- [Set exercise]: Write out each record again exactly as it stands.

Rows from a dataset:
--- START ---

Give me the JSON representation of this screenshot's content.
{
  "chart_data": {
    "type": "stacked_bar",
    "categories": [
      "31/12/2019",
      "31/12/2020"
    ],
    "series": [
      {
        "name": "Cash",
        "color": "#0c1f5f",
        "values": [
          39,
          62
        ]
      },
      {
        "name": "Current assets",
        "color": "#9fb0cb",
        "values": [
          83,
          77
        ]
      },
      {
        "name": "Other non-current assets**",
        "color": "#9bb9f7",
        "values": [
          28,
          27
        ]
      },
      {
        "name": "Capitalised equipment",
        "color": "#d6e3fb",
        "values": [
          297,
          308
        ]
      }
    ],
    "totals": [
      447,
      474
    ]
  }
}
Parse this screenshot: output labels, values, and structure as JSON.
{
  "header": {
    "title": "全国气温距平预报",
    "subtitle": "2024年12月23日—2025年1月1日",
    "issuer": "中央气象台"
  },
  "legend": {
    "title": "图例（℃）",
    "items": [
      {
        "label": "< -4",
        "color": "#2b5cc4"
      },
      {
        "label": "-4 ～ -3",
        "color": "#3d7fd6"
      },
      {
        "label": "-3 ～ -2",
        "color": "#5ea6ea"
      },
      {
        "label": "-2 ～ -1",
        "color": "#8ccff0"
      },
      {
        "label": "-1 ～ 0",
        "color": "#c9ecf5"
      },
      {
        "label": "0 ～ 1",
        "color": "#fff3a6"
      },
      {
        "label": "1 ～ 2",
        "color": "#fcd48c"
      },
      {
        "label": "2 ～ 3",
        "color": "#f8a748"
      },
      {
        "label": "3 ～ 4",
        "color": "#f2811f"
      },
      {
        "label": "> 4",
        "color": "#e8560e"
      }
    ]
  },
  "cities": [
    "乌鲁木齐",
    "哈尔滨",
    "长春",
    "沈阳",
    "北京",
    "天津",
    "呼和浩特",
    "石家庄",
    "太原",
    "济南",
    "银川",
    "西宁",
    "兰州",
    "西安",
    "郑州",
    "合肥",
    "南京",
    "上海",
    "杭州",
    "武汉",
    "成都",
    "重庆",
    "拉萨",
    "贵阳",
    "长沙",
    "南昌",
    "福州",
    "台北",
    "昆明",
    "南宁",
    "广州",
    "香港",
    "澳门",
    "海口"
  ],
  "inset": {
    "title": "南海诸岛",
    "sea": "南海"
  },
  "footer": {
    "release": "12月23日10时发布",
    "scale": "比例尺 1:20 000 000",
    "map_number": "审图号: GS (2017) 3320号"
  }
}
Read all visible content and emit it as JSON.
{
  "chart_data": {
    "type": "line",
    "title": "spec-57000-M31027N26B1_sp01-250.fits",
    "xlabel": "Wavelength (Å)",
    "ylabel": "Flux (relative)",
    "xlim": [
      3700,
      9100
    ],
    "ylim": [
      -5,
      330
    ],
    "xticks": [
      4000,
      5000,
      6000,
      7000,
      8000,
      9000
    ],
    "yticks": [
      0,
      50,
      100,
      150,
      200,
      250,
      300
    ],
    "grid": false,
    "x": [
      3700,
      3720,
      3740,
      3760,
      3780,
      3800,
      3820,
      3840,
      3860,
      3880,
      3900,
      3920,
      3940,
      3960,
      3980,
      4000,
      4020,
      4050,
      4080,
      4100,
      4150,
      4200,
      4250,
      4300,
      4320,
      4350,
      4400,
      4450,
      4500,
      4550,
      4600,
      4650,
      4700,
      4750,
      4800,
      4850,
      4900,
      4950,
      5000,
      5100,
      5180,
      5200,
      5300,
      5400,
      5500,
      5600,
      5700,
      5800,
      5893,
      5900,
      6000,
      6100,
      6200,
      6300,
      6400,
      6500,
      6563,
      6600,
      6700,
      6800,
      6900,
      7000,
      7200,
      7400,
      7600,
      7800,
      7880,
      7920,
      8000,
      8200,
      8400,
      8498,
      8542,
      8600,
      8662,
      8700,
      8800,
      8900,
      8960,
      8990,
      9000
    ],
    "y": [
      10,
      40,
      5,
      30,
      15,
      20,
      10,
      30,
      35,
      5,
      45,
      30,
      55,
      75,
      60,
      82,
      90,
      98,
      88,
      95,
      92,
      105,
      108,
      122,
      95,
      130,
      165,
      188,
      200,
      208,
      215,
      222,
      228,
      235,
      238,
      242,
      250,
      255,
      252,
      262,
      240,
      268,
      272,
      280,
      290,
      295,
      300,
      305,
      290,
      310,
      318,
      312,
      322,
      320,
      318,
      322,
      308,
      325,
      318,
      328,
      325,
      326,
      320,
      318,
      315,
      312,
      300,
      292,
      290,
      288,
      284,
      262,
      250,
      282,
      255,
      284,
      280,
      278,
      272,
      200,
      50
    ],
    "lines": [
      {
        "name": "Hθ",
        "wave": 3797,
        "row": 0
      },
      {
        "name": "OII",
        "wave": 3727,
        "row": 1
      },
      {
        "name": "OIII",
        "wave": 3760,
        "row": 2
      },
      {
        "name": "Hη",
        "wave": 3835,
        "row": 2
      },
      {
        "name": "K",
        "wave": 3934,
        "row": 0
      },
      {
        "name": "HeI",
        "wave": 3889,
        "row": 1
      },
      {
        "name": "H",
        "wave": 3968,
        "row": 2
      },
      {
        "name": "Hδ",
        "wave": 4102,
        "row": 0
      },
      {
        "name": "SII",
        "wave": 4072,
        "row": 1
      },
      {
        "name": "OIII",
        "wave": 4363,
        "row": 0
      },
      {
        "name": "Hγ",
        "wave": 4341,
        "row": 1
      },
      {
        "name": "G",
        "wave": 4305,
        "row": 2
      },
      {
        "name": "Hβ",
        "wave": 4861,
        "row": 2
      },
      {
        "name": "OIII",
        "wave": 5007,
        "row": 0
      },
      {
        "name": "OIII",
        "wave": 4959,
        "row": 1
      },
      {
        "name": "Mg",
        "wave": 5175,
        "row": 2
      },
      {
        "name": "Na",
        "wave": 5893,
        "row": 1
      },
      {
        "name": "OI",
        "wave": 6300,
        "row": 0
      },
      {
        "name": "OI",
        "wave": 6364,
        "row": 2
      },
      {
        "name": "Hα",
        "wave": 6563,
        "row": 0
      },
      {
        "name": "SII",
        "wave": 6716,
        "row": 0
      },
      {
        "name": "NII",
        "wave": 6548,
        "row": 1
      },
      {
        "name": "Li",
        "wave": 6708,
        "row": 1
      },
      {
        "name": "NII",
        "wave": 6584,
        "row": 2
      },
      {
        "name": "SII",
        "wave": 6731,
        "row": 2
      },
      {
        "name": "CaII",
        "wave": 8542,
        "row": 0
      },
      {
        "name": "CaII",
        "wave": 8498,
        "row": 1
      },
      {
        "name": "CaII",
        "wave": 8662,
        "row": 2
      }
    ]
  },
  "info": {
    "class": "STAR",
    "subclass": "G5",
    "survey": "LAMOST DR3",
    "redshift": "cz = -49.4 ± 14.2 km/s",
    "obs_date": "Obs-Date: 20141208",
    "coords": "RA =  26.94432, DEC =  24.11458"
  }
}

--- END ---

- [Output of the exercise]:
Give me the JSON representation of this screenshot's content.
{
  "chart_data": {
    "type": "stacked_bar",
    "categories": [
      "31/12/2019",
      "31/12/2020"
    ],
    "series": [
      {
        "name": "Cash",
        "color": "#0c1f5f",
        "values": [
          39,
          62
        ]
      },
      {
        "name": "Current assets",
        "color": "#9fb0cb",
        "values": [
          83,
          77
        ]
      },
      {
        "name": "Other non-current assets**",
        "color": "#9bb9f7",
        "values": [
          28,
          27
        ]
      },
      {
        "name": "Capitalised equipment",
        "color": "#d6e3fb",
        "values": [
          297,
          308
        ]
      }
    ],
    "totals": [
      447,
      474
    ]
  }
}
Parse this screenshot: output labels, values, and structure as JSON.
{
  "header": {
    "title": "全国气温距平预报",
    "subtitle": "2024年12月23日—2025年1月1日",
    "issuer": "中央气象台"
  },
  "legend": {
    "title": "图例（℃）",
    "items": [
      {
        "label": "< -4",
        "color": "#2b5cc4"
      },
      {
        "label": "-4 ～ -3",
        "color": "#3d7fd6"
      },
      {
        "label": "-3 ～ -2",
        "color": "#5ea6ea"
      },
      {
        "label": "-2 ～ -1",
        "color": "#8ccff0"
      },
      {
        "label": "-1 ～ 0",
        "color": "#c9ecf5"
      },
      {
        "label": "0 ～ 1",
        "color": "#fff3a6"
      },
      {
        "label": "1 ～ 2",
        "color": "#fcd48c"
      },
      {
        "label": "2 ～ 3",
        "color": "#f8a748"
      },
      {
        "label": "3 ～ 4",
        "color": "#f2811f"
      },
      {
        "label": "> 4",
        "color": "#e8560e"
      }
    ]
  },
  "cities": [
    "乌鲁木齐",
    "哈尔滨",
    "长春",
    "沈阳",
    "北京",
    "天津",
    "呼和浩特",
    "石家庄",
    "太原",
    "济南",
    "银川",
    "西宁",
    "兰州",
    "西安",
    "郑州",
    "合肥",
    "南京",
    "上海",
    "杭州",
    "武汉",
    "成都",
    "重庆",
    "拉萨",
    "贵阳",
    "长沙",
    "南昌",
    "福州",
    "台北",
    "昆明",
    "南宁",
    "广州",
    "香港",
    "澳门",
    "海口"
  ],
  "inset": {
    "title": "南海诸岛",
    "sea": "南海"
  },
  "footer": {
    "release": "12月23日10时发布",
    "scale": "比例尺 1:20 000 000",
    "map_number": "审图号: GS (2017) 3320号"
  }
}
Read all visible content and emit it as JSON.
{
  "chart_data": {
    "type": "line",
    "title": "spec-57000-M31027N26B1_sp01-250.fits",
    "xlabel": "Wavelength (Å)",
    "ylabel": "Flux (relative)",
    "xlim": [
      3700,
      9100
    ],
    "ylim": [
      -5,
      330
    ],
    "xticks": [
      4000,
      5000,
      6000,
      7000,
      8000,
      9000
    ],
    "yticks": [
      0,
      50,
      100,
      150,
      200,
      250,
      300
    ],
    "grid": false,
    "x": [
      3700,
      3720,
      3740,
      3760,
      3780,
      3800,
      3820,
      3840,
      3860,
      3880,
      3900,
      3920,
      3940,
      3960,
      3980,
      4000,
      4020,
      4050,
      4080,
      4100,
      4150,
      4200,
      4250,
      4300,
      4320,
      4350,
      4400,
      4450,
      4500,
      4550,
      4600,
      4650,
      4700,
      4750,
      4800,
      4850,
      4900,
      4950,
      5000,
      5100,
      5180,
      5200,
      5300,
      5400,
      5500,
      5600,
      5700,
      5800,
      5893,
      5900,
      6000,
      6100,
      6200,
      6300,
      6400,
      6500,
      6563,
      6600,
      6700,
      6800,
      6900,
      7000,
      7200,
      7400,
      7600,
      7800,
      7880,
      7920,
      8000,
      8200,
      8400,
      8498,
      8542,
      8600,
      8662,
      8700,
      8800,
      8900,
      8960,
      8990,
      9000
    ],
    "y": [
      10,
      40,
      5,
      30,
      15,
      20,
      10,
      30,
      35,
      5,
      45,
      30,
      55,
      75,
      60,
      82,
      90,
      98,
      88,
      95,
      92,
      105,
      108,
      122,
      95,
      130,
      165,
      188,
      200,
      208,
      215,
      222,
      228,
      235,
      238,
      242,
      250,
      255,
      252,
      262,
      240,
      268,
      272,
      280,
      290,
      295,
      300,
      305,
      290,
      310,
      318,
      312,
      322,
      320,
      318,
      322,
      308,
      325,
      318,
      328,
      325,
      326,
      320,
      318,
      315,
      312,
      300,
      292,
      290,
      288,
      284,
      262,
      250,
      282,
      255,
      284,
      280,
      278,
      272,
      200,
      50
    ],
    "lines": [
      {
        "name": "Hθ",
        "wave": 3797,
        "row": 0
      },
      {
        "name": "OII",
        "wave": 3727,
        "row": 1
      },
      {
        "name": "OIII",
        "wave": 3760,
        "row": 2
      },
      {
        "name": "Hη",
        "wave": 3835,
        "row": 2
      },
      {
        "name": "K",
        "wave": 3934,
        "row": 0
      },
      {
        "name": "HeI",
        "wave": 3889,
        "row": 1
      },
      {
        "name": "H",
        "wave": 3968,
        "row": 2
      },
      {
        "name": "Hδ",
        "wave": 4102,
        "row": 0
      },
      {
        "name": "SII",
        "wave": 4072,
        "row": 1
      },
      {
        "name": "OIII",
        "wave": 4363,
        "row": 0
      },
      {
        "name": "Hγ",
        "wave": 4341,
        "row": 1
      },
      {
        "name": "G",
        "wave": 4305,
        "row": 2
      },
      {
        "name": "Hβ",
        "wave": 4861,
        "row": 2
      },
      {
        "name": "OIII",
        "wave": 5007,
        "row": 0
      },
      {
        "name": "OIII",
        "wave": 4959,
        "row": 1
      },
      {
        "name": "Mg",
        "wave": 5175,
        "row": 2
      },
      {
        "name": "Na",
        "wave": 5893,
        "row": 1
      },
      {
        "name": "OI",
        "wave": 6300,
        "row": 0
      },
      {
        "name": "OI",
        "wave": 6364,
        "row": 2
      },
      {
        "name": "Hα",
        "wave": 6563,
        "row": 0
      },
      {
        "name": "SII",
        "wave": 6716,
        "row": 0
      },
      {
        "name": "NII",
        "wave": 6548,
        "row": 1
      },
      {
        "name": "Li",
        "wave": 6708,
        "row": 1
      },
      {
        "name": "NII",
        "wave": 6584,
        "row": 2
      },
      {
        "name": "SII",
        "wave": 6731,
        "row": 2
      },
      {
        "name": "CaII",
        "wave": 8542,
        "row": 0
      },
      {
        "name": "CaII",
        "wave": 8498,
        "row": 1
      },
      {
        "name": "CaII",
        "wave": 8662,
        "row": 2
      }
    ]
  },
  "info": {
    "class": "STAR",
    "subclass": "G5",
    "survey": "LAMOST DR3",
    "redshift": "cz = -49.4 ± 14.2 km/s",
    "obs_date": "Obs-Date: 20141208",
    "coords": "RA =  26.94432, DEC =  24.11458"
  }
}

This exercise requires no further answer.